Task directions: Copy all lines below exactly as written. Leave pictures out.

Stored data
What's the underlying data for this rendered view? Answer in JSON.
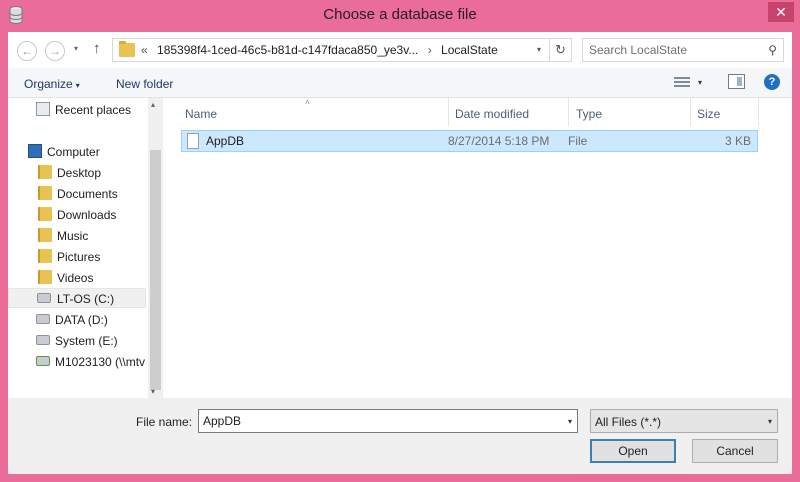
{
  "window": {
    "title": "Choose a database file",
    "close_glyph": "✕",
    "icon": "database-icon"
  },
  "nav": {
    "back_glyph": "←",
    "forward_glyph": "→",
    "up_glyph": "↑",
    "dropdown_glyph": "▾",
    "address": {
      "overflow": "«",
      "path": "185398f4-1ced-46c5-b81d-c147fdaca850_ye3v...",
      "separator": "›",
      "current": "LocalState",
      "dropdown_glyph": "▾",
      "refresh_glyph": "↻"
    },
    "search": {
      "placeholder": "Search LocalState",
      "icon_glyph": "⚲"
    }
  },
  "command_bar": {
    "organize_label": "Organize",
    "organize_caret": "▾",
    "new_folder_label": "New folder",
    "view_caret": "▾",
    "help_glyph": "?"
  },
  "navigation_pane": {
    "items": [
      {
        "label": "Recent places",
        "icon": "recent-places-icon"
      },
      {
        "label": "Computer",
        "icon": "computer-icon"
      },
      {
        "label": "Desktop",
        "icon": "folder-icon"
      },
      {
        "label": "Documents",
        "icon": "folder-icon"
      },
      {
        "label": "Downloads",
        "icon": "folder-icon"
      },
      {
        "label": "Music",
        "icon": "folder-icon"
      },
      {
        "label": "Pictures",
        "icon": "folder-icon"
      },
      {
        "label": "Videos",
        "icon": "folder-icon"
      },
      {
        "label": "LT-OS (C:)",
        "icon": "drive-icon",
        "selected": true
      },
      {
        "label": "DATA (D:)",
        "icon": "drive-icon"
      },
      {
        "label": "System (E:)",
        "icon": "drive-icon"
      },
      {
        "label": "M1023130 (\\\\mtv",
        "icon": "network-drive-icon"
      }
    ],
    "scroll_up_glyph": "▴",
    "scroll_down_glyph": "▾"
  },
  "file_list": {
    "sort_glyph": "˄",
    "columns": [
      "Name",
      "Date modified",
      "Type",
      "Size"
    ],
    "rows": [
      {
        "name": "AppDB",
        "date_modified": "8/27/2014 5:18 PM",
        "type": "File",
        "size": "3 KB",
        "selected": true
      }
    ]
  },
  "footer": {
    "file_name_label": "File name:",
    "file_name_value": "AppDB",
    "file_name_caret": "▾",
    "file_type_value": "All Files (*.*)",
    "file_type_caret": "▾",
    "open_label": "Open",
    "cancel_label": "Cancel"
  },
  "colors": {
    "titlebar": "#e96d98",
    "selection": "#cce8ff",
    "selection_border": "#99d1ff",
    "primary_button_border": "#3c7fb1"
  }
}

Final result:
What's the underlying data for this rendered view? Answer in JSON.
{
  "window": {
    "title": "Choose a database file",
    "close_glyph": "✕",
    "icon": "database-icon"
  },
  "nav": {
    "back_glyph": "←",
    "forward_glyph": "→",
    "up_glyph": "↑",
    "dropdown_glyph": "▾",
    "address": {
      "overflow": "«",
      "path": "185398f4-1ced-46c5-b81d-c147fdaca850_ye3v...",
      "separator": "›",
      "current": "LocalState",
      "dropdown_glyph": "▾",
      "refresh_glyph": "↻"
    },
    "search": {
      "placeholder": "Search LocalState",
      "icon_glyph": "⚲"
    }
  },
  "command_bar": {
    "organize_label": "Organize",
    "organize_caret": "▾",
    "new_folder_label": "New folder",
    "view_caret": "▾",
    "help_glyph": "?"
  },
  "navigation_pane": {
    "items": [
      {
        "label": "Recent places",
        "icon": "recent-places-icon"
      },
      {
        "label": "Computer",
        "icon": "computer-icon"
      },
      {
        "label": "Desktop",
        "icon": "folder-icon"
      },
      {
        "label": "Documents",
        "icon": "folder-icon"
      },
      {
        "label": "Downloads",
        "icon": "folder-icon"
      },
      {
        "label": "Music",
        "icon": "folder-icon"
      },
      {
        "label": "Pictures",
        "icon": "folder-icon"
      },
      {
        "label": "Videos",
        "icon": "folder-icon"
      },
      {
        "label": "LT-OS (C:)",
        "icon": "drive-icon",
        "selected": true
      },
      {
        "label": "DATA (D:)",
        "icon": "drive-icon"
      },
      {
        "label": "System (E:)",
        "icon": "drive-icon"
      },
      {
        "label": "M1023130 (\\\\mtv",
        "icon": "network-drive-icon"
      }
    ],
    "scroll_up_glyph": "▴",
    "scroll_down_glyph": "▾"
  },
  "file_list": {
    "sort_glyph": "˄",
    "columns": [
      "Name",
      "Date modified",
      "Type",
      "Size"
    ],
    "rows": [
      {
        "name": "AppDB",
        "date_modified": "8/27/2014 5:18 PM",
        "type": "File",
        "size": "3 KB",
        "selected": true
      }
    ]
  },
  "footer": {
    "file_name_label": "File name:",
    "file_name_value": "AppDB",
    "file_name_caret": "▾",
    "file_type_value": "All Files (*.*)",
    "file_type_caret": "▾",
    "open_label": "Open",
    "cancel_label": "Cancel"
  },
  "colors": {
    "titlebar": "#e96d98",
    "selection": "#cce8ff",
    "selection_border": "#99d1ff",
    "primary_button_border": "#3c7fb1"
  }
}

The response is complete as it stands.